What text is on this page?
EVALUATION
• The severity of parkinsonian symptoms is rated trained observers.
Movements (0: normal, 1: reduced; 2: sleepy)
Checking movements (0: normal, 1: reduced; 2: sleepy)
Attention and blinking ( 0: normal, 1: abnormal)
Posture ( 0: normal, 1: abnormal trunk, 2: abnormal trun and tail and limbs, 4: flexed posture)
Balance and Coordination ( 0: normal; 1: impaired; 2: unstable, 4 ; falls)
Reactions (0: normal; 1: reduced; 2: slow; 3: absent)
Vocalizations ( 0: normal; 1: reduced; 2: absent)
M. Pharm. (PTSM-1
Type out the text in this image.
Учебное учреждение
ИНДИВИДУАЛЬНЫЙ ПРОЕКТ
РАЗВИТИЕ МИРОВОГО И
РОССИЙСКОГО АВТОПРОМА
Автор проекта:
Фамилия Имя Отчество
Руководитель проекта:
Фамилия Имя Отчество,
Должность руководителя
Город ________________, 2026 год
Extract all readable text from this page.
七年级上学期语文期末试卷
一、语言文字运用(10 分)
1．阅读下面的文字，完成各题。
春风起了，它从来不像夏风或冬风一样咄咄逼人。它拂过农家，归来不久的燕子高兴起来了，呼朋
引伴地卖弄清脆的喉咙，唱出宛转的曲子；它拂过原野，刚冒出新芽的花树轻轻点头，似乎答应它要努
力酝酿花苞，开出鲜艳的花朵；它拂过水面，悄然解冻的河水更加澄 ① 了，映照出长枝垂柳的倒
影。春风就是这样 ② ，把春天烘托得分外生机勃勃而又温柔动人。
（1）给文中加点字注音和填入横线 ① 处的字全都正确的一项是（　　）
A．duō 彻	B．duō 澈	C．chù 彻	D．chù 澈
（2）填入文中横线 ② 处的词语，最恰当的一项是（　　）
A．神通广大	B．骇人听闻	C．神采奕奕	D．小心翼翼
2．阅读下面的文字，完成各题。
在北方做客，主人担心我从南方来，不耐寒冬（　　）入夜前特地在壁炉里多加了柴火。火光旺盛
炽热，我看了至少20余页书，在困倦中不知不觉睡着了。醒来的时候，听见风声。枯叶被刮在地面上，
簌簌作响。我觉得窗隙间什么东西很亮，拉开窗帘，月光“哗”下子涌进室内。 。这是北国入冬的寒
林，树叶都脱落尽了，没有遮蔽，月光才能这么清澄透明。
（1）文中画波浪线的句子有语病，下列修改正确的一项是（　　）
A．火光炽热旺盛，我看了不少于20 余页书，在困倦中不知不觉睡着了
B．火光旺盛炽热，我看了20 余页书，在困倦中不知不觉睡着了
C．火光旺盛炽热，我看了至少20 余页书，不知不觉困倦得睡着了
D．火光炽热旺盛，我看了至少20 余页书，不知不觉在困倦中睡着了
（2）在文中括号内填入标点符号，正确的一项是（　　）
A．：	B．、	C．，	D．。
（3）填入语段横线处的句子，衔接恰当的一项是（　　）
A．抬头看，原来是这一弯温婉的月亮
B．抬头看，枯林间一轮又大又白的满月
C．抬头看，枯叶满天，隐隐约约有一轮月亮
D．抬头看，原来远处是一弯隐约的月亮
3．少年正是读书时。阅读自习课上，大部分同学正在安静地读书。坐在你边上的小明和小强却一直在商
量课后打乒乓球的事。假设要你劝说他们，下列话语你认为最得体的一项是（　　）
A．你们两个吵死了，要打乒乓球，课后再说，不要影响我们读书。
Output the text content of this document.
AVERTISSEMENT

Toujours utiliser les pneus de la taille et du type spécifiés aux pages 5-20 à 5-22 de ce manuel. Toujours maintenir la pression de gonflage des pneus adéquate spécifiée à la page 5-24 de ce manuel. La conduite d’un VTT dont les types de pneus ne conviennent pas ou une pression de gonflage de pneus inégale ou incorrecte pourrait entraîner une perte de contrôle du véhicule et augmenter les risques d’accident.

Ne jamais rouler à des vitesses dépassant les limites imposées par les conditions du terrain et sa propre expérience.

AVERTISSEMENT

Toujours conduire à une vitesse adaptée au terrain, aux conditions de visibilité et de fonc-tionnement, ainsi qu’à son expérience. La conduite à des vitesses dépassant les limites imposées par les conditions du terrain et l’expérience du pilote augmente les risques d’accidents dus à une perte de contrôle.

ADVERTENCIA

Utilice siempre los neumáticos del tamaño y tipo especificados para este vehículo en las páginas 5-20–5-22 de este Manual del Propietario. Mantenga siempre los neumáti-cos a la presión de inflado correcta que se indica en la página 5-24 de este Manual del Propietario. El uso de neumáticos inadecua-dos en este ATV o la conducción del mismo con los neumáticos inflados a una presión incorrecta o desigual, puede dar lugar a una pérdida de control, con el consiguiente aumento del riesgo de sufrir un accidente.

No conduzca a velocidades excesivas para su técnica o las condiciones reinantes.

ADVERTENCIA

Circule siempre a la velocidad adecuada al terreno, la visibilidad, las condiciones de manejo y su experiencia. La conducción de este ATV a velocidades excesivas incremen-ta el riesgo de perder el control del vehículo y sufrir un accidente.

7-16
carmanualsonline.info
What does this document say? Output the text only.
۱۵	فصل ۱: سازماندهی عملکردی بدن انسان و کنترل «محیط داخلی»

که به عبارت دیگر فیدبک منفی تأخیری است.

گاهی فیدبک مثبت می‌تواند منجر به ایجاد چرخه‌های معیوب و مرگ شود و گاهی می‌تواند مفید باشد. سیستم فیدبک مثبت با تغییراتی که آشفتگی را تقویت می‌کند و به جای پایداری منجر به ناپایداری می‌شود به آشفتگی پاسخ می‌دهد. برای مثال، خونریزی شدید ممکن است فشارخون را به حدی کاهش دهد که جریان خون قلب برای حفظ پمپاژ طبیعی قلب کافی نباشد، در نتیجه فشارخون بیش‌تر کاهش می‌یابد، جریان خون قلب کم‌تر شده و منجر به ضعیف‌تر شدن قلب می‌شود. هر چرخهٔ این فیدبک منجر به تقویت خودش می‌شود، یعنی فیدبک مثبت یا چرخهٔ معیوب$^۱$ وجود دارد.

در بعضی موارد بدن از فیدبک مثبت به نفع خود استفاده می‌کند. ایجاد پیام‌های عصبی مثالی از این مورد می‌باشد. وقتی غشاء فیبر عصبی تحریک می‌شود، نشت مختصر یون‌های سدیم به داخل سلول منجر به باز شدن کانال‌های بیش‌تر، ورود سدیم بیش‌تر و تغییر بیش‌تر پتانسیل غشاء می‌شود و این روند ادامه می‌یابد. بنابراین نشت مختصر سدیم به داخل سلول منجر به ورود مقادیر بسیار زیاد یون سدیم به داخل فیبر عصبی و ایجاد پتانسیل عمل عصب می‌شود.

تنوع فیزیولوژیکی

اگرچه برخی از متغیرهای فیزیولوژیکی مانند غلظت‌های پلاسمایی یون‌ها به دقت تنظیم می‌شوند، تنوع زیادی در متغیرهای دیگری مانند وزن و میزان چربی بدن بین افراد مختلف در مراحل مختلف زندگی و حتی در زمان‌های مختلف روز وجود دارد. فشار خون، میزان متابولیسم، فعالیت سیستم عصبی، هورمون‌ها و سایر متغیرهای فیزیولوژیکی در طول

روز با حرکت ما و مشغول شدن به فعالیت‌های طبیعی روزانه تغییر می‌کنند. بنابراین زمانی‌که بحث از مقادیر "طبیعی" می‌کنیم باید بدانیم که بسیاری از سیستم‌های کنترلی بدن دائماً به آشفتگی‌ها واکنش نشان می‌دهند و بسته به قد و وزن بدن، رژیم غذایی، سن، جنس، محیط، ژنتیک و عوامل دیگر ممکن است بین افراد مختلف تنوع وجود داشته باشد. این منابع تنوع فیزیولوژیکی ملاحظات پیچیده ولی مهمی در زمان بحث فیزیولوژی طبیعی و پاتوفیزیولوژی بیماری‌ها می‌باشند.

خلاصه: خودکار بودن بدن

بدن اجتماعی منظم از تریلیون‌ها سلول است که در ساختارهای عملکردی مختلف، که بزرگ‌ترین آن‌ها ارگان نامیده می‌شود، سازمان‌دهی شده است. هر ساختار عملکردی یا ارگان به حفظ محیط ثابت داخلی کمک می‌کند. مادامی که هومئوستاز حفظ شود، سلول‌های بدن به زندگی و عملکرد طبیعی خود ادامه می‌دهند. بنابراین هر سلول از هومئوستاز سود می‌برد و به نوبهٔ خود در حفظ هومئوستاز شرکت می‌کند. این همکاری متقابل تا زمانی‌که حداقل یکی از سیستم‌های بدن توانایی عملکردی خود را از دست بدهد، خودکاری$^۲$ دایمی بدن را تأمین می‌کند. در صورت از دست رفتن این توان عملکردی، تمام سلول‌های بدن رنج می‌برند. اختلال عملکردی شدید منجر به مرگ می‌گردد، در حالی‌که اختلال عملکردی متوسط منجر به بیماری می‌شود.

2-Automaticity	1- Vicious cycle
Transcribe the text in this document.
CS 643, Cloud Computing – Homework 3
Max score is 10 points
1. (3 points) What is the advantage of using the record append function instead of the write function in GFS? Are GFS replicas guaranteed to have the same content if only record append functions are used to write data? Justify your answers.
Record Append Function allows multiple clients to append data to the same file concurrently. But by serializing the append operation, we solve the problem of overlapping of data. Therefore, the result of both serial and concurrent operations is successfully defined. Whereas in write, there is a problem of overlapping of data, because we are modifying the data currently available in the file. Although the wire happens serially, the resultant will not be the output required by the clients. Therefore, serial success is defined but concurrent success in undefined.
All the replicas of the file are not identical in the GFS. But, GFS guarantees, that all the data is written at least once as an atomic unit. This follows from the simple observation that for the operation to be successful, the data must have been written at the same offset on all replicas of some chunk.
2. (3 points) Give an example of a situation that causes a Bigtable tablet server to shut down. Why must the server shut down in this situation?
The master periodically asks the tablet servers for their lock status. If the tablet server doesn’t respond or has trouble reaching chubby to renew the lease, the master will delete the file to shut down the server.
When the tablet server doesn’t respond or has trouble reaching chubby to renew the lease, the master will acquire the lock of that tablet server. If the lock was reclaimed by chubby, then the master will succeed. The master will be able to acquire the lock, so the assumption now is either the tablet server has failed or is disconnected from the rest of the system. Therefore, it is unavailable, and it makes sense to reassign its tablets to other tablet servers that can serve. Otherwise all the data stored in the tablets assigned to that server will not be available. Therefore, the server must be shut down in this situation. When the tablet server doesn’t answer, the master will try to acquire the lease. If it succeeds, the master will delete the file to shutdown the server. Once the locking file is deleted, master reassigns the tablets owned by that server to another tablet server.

Task to carry out = Select and copy each line from the data that includes the word "text".

Written response =
What text is on this page?
Type out the text in this image.
Extract all readable text from this page.
Output the text content of this document.
What does this document say? Output the text only.
Transcribe the text in this document.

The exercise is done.